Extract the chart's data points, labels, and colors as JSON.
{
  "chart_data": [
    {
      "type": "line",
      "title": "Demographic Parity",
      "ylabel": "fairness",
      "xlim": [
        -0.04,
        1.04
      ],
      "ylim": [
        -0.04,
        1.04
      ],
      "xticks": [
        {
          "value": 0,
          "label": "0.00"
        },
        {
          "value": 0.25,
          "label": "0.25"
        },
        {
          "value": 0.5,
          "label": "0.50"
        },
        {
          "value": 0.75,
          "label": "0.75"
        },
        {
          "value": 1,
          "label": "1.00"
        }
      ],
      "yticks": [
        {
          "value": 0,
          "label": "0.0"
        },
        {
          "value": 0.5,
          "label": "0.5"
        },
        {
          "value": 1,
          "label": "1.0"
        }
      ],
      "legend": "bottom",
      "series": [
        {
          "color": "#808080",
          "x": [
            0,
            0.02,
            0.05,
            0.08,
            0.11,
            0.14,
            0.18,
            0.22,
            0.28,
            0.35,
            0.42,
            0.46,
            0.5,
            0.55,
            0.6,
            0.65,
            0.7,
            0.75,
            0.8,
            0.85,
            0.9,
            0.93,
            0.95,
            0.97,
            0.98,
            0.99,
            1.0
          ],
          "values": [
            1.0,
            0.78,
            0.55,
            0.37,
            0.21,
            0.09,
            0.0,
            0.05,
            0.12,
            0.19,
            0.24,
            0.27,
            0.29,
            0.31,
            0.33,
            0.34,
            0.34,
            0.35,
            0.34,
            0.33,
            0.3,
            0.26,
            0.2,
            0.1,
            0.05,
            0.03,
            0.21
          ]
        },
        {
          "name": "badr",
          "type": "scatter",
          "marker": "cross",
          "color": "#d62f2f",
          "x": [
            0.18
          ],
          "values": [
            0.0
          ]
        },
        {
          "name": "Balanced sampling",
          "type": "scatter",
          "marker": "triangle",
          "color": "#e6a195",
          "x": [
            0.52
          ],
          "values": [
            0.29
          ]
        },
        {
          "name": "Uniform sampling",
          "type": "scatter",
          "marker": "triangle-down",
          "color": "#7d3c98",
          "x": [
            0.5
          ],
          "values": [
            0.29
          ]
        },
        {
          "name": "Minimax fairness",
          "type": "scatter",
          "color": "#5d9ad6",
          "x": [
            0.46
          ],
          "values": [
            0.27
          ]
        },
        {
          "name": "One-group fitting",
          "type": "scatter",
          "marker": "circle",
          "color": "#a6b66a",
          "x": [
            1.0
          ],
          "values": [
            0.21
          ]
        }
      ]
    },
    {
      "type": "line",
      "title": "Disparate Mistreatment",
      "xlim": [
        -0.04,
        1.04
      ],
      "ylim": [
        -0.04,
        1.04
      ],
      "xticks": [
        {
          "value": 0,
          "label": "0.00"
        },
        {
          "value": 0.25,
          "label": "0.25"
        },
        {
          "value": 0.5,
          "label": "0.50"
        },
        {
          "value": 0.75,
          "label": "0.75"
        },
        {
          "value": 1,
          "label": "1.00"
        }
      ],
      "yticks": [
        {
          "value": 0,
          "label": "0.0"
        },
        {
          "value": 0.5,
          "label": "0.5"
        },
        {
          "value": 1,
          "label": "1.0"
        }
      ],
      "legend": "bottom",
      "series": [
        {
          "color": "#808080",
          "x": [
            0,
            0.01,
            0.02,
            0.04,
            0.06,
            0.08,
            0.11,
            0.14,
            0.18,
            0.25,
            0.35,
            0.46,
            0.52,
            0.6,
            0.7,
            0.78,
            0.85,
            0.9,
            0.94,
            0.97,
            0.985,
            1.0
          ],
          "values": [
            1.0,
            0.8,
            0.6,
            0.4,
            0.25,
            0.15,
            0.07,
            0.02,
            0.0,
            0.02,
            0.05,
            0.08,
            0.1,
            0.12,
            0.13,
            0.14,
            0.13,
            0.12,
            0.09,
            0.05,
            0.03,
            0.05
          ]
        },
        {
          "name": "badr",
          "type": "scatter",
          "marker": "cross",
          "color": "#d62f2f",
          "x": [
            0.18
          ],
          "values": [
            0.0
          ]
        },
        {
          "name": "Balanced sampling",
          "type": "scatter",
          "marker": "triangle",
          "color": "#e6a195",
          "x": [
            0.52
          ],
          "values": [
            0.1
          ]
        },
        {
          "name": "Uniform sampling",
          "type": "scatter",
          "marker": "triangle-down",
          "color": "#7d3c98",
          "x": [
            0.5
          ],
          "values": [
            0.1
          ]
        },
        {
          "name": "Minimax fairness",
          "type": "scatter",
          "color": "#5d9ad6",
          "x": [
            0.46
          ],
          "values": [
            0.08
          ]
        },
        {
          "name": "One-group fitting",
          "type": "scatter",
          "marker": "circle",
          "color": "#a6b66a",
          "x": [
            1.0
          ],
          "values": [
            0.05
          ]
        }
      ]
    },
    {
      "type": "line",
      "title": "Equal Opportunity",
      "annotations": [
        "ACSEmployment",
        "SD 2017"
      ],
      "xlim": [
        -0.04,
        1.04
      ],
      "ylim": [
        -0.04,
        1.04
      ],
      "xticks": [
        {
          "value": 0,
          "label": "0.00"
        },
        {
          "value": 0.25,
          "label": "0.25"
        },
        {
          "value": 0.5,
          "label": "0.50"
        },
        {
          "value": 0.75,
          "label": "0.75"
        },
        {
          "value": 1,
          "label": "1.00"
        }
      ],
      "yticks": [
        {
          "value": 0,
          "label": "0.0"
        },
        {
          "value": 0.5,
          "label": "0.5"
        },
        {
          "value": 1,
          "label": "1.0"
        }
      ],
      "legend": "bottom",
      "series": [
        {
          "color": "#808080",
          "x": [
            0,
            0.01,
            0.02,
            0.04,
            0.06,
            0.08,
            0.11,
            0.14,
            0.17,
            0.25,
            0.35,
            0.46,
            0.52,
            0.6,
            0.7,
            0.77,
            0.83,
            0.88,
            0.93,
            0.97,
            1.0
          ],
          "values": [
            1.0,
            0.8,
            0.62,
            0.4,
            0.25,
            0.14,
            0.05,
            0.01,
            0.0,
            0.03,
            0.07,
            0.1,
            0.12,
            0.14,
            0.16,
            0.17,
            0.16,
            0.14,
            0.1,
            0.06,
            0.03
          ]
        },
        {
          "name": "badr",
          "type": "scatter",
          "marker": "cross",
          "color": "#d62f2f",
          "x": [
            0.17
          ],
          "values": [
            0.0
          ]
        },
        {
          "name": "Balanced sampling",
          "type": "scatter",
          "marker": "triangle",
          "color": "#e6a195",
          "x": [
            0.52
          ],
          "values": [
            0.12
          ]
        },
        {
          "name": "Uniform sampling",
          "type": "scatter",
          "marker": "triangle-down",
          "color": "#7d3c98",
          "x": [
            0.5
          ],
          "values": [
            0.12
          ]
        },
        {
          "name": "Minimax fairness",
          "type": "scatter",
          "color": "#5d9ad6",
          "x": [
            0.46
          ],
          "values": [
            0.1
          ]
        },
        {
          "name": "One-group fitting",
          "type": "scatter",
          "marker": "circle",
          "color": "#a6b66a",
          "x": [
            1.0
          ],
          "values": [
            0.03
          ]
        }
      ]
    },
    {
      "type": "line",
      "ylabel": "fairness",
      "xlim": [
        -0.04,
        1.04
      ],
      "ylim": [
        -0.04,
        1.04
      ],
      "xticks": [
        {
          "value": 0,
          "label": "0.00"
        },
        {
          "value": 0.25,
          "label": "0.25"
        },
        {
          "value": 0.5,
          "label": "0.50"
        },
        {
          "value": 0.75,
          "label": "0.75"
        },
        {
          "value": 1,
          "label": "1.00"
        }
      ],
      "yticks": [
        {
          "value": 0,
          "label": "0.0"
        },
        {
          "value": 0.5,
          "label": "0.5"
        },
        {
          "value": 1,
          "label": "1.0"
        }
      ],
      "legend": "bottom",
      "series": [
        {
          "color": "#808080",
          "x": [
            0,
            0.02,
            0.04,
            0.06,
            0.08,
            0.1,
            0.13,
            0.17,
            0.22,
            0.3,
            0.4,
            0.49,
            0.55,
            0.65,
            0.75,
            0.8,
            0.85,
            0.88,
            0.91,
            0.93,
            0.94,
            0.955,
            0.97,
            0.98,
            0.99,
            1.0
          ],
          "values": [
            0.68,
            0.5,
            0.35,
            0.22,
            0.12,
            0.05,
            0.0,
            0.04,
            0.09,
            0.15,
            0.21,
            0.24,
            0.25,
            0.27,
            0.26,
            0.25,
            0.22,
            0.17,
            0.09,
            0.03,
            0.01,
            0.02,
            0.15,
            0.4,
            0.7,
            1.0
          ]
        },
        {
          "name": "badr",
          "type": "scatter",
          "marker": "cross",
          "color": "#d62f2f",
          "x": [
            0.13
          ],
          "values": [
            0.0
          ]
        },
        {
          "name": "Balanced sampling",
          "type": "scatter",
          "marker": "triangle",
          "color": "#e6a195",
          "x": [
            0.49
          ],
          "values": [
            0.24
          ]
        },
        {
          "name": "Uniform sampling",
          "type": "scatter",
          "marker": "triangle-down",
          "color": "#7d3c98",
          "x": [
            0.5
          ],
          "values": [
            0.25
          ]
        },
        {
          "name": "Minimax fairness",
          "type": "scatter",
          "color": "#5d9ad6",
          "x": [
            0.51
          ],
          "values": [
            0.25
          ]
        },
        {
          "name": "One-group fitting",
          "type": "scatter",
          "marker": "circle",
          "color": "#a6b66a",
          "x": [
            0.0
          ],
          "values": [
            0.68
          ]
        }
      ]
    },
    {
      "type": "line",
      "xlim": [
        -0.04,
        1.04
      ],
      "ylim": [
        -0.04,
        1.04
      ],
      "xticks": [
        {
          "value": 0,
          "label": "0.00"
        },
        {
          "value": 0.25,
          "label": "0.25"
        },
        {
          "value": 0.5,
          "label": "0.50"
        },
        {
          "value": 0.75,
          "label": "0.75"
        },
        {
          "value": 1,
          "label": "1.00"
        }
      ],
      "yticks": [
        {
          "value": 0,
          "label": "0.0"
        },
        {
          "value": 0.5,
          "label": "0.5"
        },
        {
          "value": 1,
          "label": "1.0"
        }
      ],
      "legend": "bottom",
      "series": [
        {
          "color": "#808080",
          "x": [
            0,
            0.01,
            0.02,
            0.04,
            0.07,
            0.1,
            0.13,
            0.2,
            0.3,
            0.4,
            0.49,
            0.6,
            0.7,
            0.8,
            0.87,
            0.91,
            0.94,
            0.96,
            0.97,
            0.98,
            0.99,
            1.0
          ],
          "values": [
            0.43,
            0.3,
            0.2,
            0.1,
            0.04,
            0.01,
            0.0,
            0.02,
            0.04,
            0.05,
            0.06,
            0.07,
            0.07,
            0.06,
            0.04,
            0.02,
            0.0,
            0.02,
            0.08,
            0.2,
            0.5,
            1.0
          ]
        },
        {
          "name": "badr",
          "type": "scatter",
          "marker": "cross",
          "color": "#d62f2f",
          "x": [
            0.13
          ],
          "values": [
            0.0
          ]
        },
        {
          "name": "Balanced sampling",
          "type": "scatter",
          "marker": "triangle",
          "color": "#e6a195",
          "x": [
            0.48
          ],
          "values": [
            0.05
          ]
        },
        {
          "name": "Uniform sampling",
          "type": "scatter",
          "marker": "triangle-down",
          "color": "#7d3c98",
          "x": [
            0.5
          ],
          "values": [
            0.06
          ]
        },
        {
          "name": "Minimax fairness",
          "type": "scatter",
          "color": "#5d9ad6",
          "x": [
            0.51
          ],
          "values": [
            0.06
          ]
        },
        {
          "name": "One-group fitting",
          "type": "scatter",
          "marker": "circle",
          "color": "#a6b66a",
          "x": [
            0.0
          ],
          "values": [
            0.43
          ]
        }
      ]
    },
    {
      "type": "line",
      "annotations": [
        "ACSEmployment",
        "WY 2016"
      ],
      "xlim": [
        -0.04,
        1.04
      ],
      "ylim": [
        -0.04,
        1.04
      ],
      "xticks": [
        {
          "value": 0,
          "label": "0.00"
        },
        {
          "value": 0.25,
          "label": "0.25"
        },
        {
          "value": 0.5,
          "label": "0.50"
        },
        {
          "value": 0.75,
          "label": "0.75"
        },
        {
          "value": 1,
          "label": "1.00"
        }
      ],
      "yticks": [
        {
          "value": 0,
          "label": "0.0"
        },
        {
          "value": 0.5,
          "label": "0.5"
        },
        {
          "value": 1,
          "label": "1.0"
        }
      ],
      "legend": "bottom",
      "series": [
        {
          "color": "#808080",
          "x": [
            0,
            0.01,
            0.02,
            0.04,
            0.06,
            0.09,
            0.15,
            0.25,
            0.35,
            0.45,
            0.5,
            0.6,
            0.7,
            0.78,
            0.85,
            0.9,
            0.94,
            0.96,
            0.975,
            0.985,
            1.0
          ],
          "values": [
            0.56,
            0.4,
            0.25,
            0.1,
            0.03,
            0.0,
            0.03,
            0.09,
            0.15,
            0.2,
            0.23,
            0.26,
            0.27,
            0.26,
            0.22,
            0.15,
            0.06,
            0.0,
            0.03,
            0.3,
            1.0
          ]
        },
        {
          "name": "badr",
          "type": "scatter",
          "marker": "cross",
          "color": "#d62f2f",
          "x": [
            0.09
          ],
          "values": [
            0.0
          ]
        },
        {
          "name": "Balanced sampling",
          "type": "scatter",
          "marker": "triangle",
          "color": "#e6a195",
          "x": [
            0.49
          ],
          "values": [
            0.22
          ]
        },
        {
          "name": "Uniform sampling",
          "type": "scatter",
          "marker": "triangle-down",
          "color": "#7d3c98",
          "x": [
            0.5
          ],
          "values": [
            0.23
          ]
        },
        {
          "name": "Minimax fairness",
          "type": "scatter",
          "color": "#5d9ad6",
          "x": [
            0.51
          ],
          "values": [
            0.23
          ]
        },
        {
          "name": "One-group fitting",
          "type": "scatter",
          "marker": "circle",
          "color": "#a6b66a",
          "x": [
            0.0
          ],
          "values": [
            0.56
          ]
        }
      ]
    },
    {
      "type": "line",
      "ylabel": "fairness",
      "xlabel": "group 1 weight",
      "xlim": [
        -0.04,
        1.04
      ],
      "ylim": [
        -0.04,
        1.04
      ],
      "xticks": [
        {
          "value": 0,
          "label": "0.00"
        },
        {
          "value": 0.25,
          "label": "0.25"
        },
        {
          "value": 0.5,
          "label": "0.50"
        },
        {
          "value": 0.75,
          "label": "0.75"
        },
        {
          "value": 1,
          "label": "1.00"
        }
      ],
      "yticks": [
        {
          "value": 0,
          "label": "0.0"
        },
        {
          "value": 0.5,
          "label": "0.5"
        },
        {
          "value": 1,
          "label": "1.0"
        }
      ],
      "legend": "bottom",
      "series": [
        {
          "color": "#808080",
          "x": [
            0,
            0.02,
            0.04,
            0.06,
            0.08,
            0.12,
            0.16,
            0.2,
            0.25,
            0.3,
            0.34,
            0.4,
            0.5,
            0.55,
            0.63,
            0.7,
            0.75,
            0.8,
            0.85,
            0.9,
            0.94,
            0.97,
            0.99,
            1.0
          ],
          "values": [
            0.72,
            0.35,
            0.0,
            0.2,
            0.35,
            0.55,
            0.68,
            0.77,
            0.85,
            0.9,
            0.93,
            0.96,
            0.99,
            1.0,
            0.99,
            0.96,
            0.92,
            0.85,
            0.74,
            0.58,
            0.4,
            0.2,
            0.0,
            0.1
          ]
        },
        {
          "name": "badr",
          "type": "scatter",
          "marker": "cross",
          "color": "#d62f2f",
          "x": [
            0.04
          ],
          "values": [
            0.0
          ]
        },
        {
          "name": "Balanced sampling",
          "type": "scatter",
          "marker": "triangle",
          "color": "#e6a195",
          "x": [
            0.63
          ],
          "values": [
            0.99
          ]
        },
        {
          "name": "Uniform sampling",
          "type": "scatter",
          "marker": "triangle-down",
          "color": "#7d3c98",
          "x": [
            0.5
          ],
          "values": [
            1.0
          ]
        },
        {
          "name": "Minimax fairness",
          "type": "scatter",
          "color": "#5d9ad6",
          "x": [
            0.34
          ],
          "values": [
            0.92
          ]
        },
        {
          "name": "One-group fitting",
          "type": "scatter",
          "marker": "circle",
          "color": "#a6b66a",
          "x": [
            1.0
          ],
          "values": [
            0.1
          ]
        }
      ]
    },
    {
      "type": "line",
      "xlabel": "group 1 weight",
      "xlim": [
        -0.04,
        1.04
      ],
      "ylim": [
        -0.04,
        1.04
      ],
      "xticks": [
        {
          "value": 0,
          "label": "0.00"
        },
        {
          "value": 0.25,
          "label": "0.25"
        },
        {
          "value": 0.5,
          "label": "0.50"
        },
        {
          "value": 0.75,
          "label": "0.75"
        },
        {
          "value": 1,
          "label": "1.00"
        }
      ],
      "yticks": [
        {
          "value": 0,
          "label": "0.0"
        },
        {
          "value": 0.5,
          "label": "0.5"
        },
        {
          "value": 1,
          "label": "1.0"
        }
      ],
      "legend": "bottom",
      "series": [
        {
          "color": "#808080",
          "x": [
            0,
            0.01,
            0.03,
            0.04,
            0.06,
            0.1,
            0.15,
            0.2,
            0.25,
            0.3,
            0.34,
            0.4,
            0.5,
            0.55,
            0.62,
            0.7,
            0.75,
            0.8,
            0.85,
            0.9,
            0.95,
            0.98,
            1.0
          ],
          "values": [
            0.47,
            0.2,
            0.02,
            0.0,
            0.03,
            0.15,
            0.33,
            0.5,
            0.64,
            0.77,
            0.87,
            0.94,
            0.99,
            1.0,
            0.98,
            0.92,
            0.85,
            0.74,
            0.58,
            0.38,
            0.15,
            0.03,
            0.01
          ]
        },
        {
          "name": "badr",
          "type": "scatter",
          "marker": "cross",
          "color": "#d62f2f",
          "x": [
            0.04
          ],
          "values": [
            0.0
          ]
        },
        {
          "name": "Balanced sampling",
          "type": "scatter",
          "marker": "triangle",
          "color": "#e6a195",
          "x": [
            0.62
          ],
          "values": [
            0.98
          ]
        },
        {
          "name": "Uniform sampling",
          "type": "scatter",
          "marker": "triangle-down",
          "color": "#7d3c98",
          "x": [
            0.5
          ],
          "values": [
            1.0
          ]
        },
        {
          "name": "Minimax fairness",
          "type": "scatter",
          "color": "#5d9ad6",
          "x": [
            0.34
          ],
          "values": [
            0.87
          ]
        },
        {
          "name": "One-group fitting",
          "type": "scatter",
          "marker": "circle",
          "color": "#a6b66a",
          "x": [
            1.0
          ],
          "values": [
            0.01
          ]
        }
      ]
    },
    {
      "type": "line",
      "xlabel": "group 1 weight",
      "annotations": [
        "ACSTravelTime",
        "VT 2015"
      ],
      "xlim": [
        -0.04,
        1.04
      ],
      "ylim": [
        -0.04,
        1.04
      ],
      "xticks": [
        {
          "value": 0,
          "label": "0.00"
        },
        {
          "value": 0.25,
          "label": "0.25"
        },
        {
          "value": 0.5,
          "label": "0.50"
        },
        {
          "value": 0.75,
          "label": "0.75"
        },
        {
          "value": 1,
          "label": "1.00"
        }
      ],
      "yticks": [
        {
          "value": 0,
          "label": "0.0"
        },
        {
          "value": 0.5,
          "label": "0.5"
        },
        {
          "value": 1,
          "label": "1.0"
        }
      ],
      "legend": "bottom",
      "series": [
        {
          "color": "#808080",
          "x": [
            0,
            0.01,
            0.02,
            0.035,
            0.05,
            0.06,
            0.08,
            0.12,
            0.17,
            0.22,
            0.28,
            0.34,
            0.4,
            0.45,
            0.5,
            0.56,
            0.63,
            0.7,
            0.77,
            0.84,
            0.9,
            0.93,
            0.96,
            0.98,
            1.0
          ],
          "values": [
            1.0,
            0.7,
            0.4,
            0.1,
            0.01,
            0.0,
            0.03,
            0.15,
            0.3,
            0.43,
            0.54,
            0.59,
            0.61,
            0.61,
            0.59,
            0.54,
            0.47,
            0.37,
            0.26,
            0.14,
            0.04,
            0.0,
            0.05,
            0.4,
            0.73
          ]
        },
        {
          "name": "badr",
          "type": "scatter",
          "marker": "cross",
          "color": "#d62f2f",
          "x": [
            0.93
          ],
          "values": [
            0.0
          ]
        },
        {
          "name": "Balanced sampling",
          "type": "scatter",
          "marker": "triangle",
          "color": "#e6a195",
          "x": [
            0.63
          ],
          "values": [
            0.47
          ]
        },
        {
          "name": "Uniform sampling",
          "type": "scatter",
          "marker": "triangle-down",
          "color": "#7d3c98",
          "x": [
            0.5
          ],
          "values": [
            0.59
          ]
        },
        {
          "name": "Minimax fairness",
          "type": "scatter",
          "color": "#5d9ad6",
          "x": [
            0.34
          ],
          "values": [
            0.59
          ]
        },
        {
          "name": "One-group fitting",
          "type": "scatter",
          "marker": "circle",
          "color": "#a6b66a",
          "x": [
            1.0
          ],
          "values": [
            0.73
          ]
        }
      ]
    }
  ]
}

* _EXERCISE GOAL_
List every line in the records above that contains the word "title".

* _ANSWER BELOW_
      "title": "Demographic Parity",
      "title": "Disparate Mistreatment",
      "title": "Equal Opportunity",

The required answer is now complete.